PROMPT:
Nothing but the line with "Read all visible content and emit it as JSON." and the lines after it, through the end of the records below, is to be repeated, exactly as it is.

**** DATA PROVIDED

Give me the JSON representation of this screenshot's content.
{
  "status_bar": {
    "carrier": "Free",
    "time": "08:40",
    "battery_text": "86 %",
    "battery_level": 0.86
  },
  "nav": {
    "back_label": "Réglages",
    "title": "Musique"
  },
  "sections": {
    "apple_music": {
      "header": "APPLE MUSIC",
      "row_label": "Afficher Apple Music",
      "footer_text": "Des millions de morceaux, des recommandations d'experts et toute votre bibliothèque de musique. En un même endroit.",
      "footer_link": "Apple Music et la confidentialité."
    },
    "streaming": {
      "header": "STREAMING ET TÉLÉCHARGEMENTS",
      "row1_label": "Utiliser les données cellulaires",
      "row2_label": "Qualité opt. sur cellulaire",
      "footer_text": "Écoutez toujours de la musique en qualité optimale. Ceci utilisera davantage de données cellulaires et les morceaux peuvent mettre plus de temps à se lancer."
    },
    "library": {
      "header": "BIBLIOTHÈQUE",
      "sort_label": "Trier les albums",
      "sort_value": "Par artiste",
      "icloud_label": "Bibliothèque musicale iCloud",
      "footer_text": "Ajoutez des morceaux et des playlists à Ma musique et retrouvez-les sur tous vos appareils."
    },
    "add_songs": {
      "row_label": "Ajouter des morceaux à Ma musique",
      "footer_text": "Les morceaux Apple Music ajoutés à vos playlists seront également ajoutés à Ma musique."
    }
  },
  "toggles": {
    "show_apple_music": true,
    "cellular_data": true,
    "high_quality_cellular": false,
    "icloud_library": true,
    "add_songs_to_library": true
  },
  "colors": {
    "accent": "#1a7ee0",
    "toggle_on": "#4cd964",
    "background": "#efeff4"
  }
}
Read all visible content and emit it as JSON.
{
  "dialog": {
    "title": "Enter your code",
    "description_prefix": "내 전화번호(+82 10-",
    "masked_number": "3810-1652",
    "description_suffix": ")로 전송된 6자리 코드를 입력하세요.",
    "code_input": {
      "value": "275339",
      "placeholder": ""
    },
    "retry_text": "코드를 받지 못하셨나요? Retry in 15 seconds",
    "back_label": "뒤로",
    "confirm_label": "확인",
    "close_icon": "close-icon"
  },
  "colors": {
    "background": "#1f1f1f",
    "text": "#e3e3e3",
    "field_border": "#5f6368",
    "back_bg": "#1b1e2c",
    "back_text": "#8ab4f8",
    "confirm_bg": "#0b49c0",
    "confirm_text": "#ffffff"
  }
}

********

ANSWER IN FULL:
Read all visible content and emit it as JSON.
{
  "dialog": {
    "title": "Enter your code",
    "description_prefix": "내 전화번호(+82 10-",
    "masked_number": "3810-1652",
    "description_suffix": ")로 전송된 6자리 코드를 입력하세요.",
    "code_input": {
      "value": "275339",
      "placeholder": ""
    },
    "retry_text": "코드를 받지 못하셨나요? Retry in 15 seconds",
    "back_label": "뒤로",
    "confirm_label": "확인",
    "close_icon": "close-icon"
  },
  "colors": {
    "background": "#1f1f1f",
    "text": "#e3e3e3",
    "field_border": "#5f6368",
    "back_bg": "#1b1e2c",
    "back_text": "#8ab4f8",
    "confirm_bg": "#0b49c0",
    "confirm_text": "#ffffff"
  }
}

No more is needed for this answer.